| Problem details |
Report only how many lines of the entries below contain the string "screenshot".

| Entries shown |
....

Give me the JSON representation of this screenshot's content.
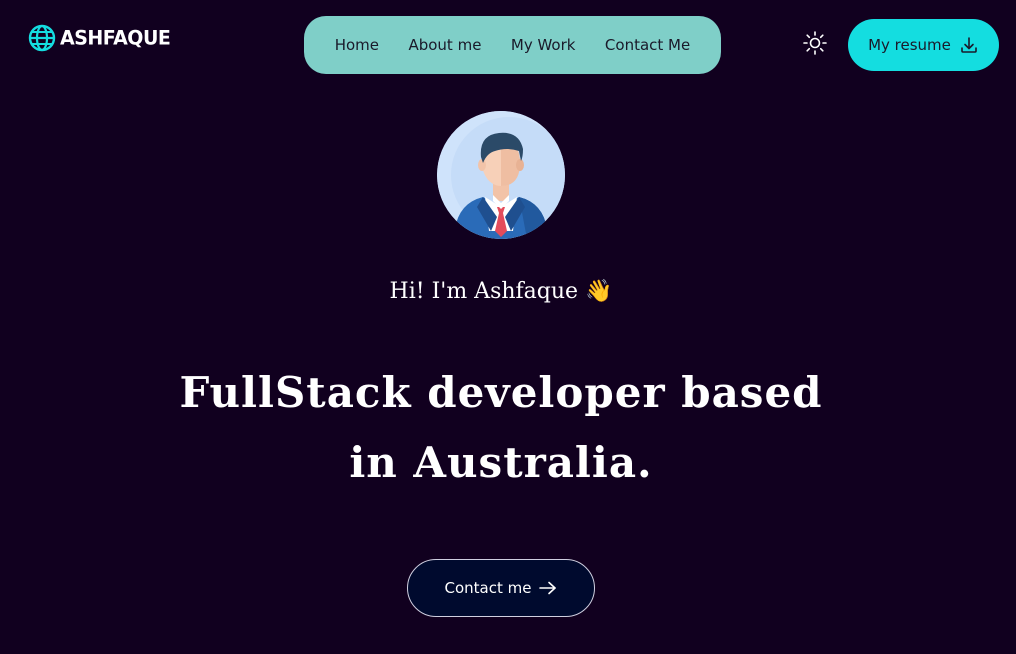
{
  "brand": {
    "name": "ASHFAQUE",
    "icon": "globe-icon"
  },
  "nav": {
    "items": [
      {
        "label": "Home"
      },
      {
        "label": "About me"
      },
      {
        "label": "My Work"
      },
      {
        "label": "Contact Me"
      }
    ],
    "background": "#7fcfc8"
  },
  "theme_toggle": {
    "icon": "sun-icon"
  },
  "resume_button": {
    "label": "My resume",
    "icon": "download-icon",
    "color": "#14dde0"
  },
  "hero": {
    "avatar": "avatar-illustration",
    "greeting": "Hi! I'm Ashfaque",
    "greeting_emoji": "👋",
    "headline": "FullStack developer based in Australia."
  },
  "contact_button": {
    "label": "Contact me",
    "icon": "arrow-right-icon"
  },
  "colors": {
    "page_background": "#11001f",
    "accent": "#14dde0"
  }
}
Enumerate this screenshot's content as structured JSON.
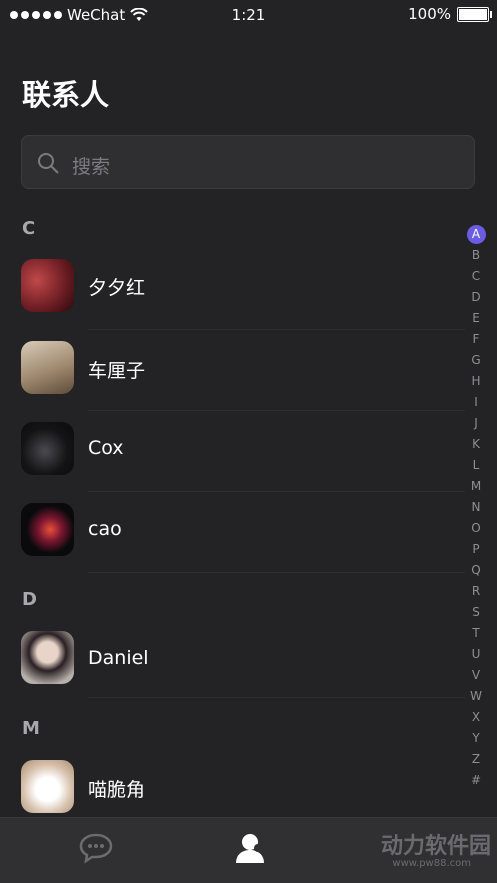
{
  "status": {
    "carrier": "WeChat",
    "time": "1:21",
    "battery": "100%"
  },
  "page": {
    "title": "联系人"
  },
  "search": {
    "placeholder": "搜索"
  },
  "sections": [
    {
      "letter": "C",
      "contacts": [
        {
          "name": "夕夕红",
          "avatar": "red-abstract-photo"
        },
        {
          "name": "车厘子",
          "avatar": "cat-photo"
        },
        {
          "name": "Cox",
          "avatar": "dark-cat-photo"
        },
        {
          "name": "cao",
          "avatar": "phone-glow-photo"
        }
      ]
    },
    {
      "letter": "D",
      "contacts": [
        {
          "name": "Daniel",
          "avatar": "woman-portrait-photo"
        }
      ]
    },
    {
      "letter": "M",
      "contacts": [
        {
          "name": "喵脆角",
          "avatar": "white-cat-photo"
        }
      ]
    }
  ],
  "index": {
    "letters": [
      "A",
      "B",
      "C",
      "D",
      "E",
      "F",
      "G",
      "H",
      "I",
      "J",
      "K",
      "L",
      "M",
      "N",
      "O",
      "P",
      "Q",
      "R",
      "S",
      "T",
      "U",
      "V",
      "W",
      "X",
      "Y",
      "Z",
      "#"
    ],
    "active": "A"
  },
  "tabs": [
    {
      "icon": "chat-bubble-icon",
      "active": false
    },
    {
      "icon": "contacts-icon",
      "active": true
    }
  ],
  "watermark": {
    "text": "动力软件园",
    "url": "www.pw88.com"
  },
  "colors": {
    "background": "#232325",
    "accent": "#6a5de1",
    "tab_bar": "#303033"
  }
}
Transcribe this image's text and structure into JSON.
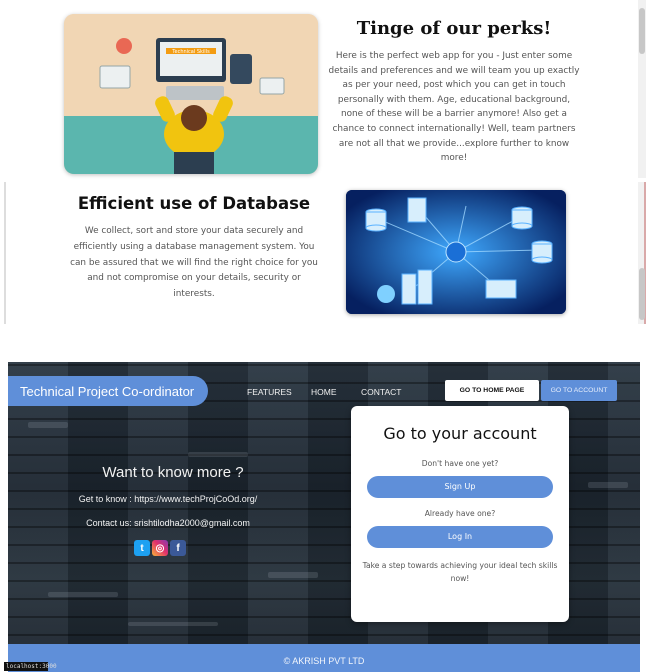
{
  "perks": {
    "title": "Tinge of our perks!",
    "body": "Here is the perfect web app for you - Just enter some details and preferences and we will team you up exactly as per your need, post which you can get in touch personally with them. Age, educational background, none of these will be a barrier anymore! Also get a chance to connect internationally! Well, team partners are not all that we provide...explore further to know more!",
    "image_caption": "Technical Skills"
  },
  "database": {
    "title": "Efficient use of Database",
    "body": "We collect, sort and store your data securely and efficiently using a database management system. You can be assured that we will find the right choice for you and not compromise on your details, security or interests."
  },
  "nav": {
    "brand": "Technical Project Co-ordinator",
    "links": [
      "FEATURES",
      "HOME",
      "CONTACT"
    ],
    "home_button": "GO TO HOME PAGE",
    "account_button": "GO TO ACCOUNT"
  },
  "info": {
    "title": "Want to know more ?",
    "get_to_know": "Get to know : https://www.techProjCoOd.org/",
    "contact": "Contact us: srishtilodha2000@gmail.com"
  },
  "account_card": {
    "title": "Go to your account",
    "no_account": "Don't have one yet?",
    "signup": "Sign Up",
    "have_account": "Already have one?",
    "login": "Log In",
    "tagline": "Take a step towards achieving your ideal tech skills now!"
  },
  "footer": {
    "copyright": "© AKRISH PVT LTD",
    "status": "localhost:3000"
  },
  "colors": {
    "accent": "#5f8fd9",
    "dark_bg": "#1f2933"
  }
}
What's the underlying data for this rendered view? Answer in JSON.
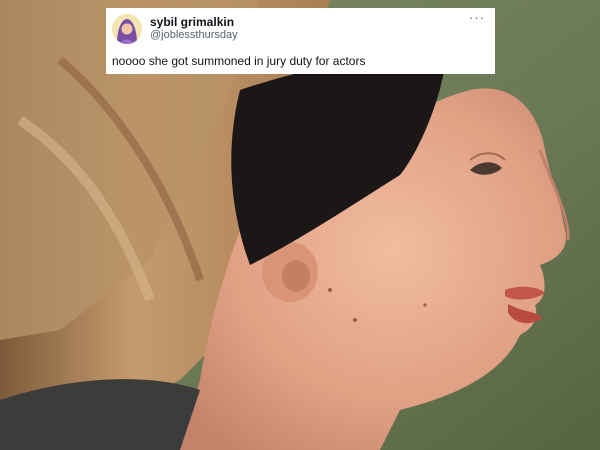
{
  "tweet": {
    "display_name": "sybil grimalkin",
    "handle": "@joblessthursday",
    "text": "noooo she got summoned in jury duty for actors",
    "more_icon": "more-horizontal-icon"
  },
  "photo": {
    "subject": "side-profile-woman-with-black-headband",
    "palette": {
      "background": "#6b7b5a",
      "hair": "#b48a5e",
      "headband": "#1c1717",
      "skin": "#e2a487",
      "lips": "#c4554a"
    }
  }
}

....

| Solution to the problem |
2